## GIVEN REQUEST
Print the entries in full, word for word, but not the pictures.

## INFORMATION PROVIDED

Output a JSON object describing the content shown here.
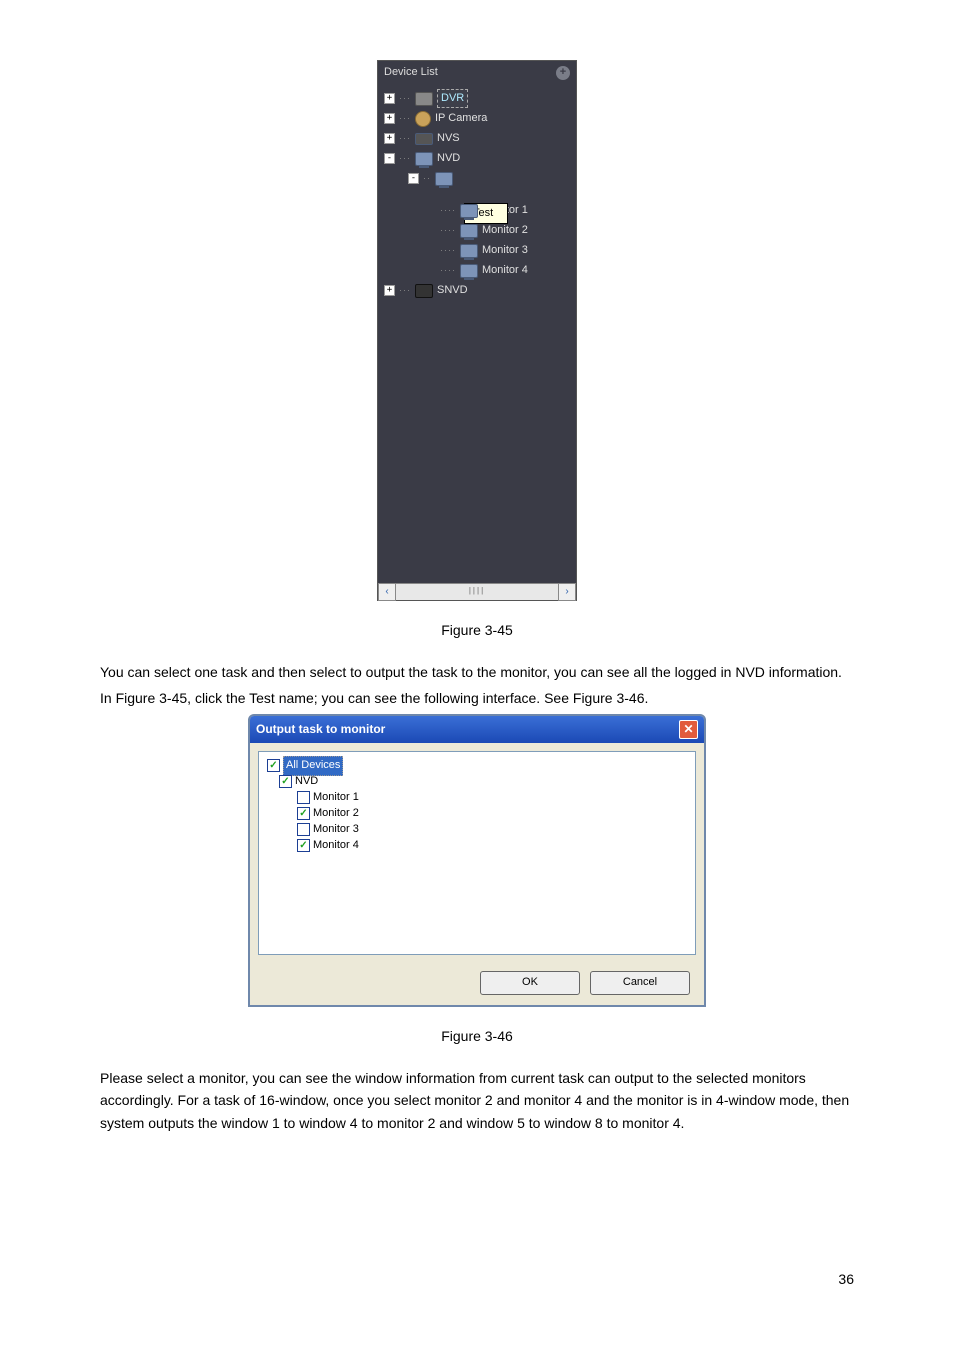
{
  "device_panel": {
    "title": "Device List",
    "tooltip": "Test",
    "items": {
      "dvr": "DVR",
      "ipc": "IP Camera",
      "nvs": "NVS",
      "nvd": "NVD",
      "mon1": "Monitor 1",
      "mon2": "Monitor 2",
      "mon3": "Monitor 3",
      "mon4": "Monitor 4",
      "snvd": "SNVD"
    }
  },
  "fig45_caption": "Figure 3-45",
  "para1": "You can select one task and then select to output the task to the monitor, you can see all the logged in NVD information.",
  "para2": "In Figure 3-45, click the Test name; you can see the following interface. See Figure 3-46.",
  "dialog": {
    "title": "Output task to monitor",
    "items": {
      "all": "All Devices",
      "nvd": "NVD",
      "m1": "Monitor 1",
      "m2": "Monitor 2",
      "m3": "Monitor 3",
      "m4": "Monitor 4"
    },
    "ok": "OK",
    "cancel": "Cancel"
  },
  "fig46_caption": "Figure 3-46",
  "para3": "Please select a monitor, you can see the window information from current task can output to the selected monitors accordingly. For a task of 16-window, once you select monitor 2 and monitor 4 and the monitor is in 4-window mode, then system outputs the window 1 to window 4 to monitor 2 and window 5 to window 8 to monitor 4.",
  "page_number": "36"
}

## SOLUTION TO THE EXERCISE
Output a JSON object describing the content shown here.
{
  "device_panel": {
    "title": "Device List",
    "tooltip": "Test",
    "items": {
      "dvr": "DVR",
      "ipc": "IP Camera",
      "nvs": "NVS",
      "nvd": "NVD",
      "mon1": "Monitor 1",
      "mon2": "Monitor 2",
      "mon3": "Monitor 3",
      "mon4": "Monitor 4",
      "snvd": "SNVD"
    }
  },
  "fig45_caption": "Figure 3-45",
  "para1": "You can select one task and then select to output the task to the monitor, you can see all the logged in NVD information.",
  "para2": "In Figure 3-45, click the Test name; you can see the following interface. See Figure 3-46.",
  "dialog": {
    "title": "Output task to monitor",
    "items": {
      "all": "All Devices",
      "nvd": "NVD",
      "m1": "Monitor 1",
      "m2": "Monitor 2",
      "m3": "Monitor 3",
      "m4": "Monitor 4"
    },
    "ok": "OK",
    "cancel": "Cancel"
  },
  "fig46_caption": "Figure 3-46",
  "para3": "Please select a monitor, you can see the window information from current task can output to the selected monitors accordingly. For a task of 16-window, once you select monitor 2 and monitor 4 and the monitor is in 4-window mode, then system outputs the window 1 to window 4 to monitor 2 and window 5 to window 8 to monitor 4.",
  "page_number": "36"
}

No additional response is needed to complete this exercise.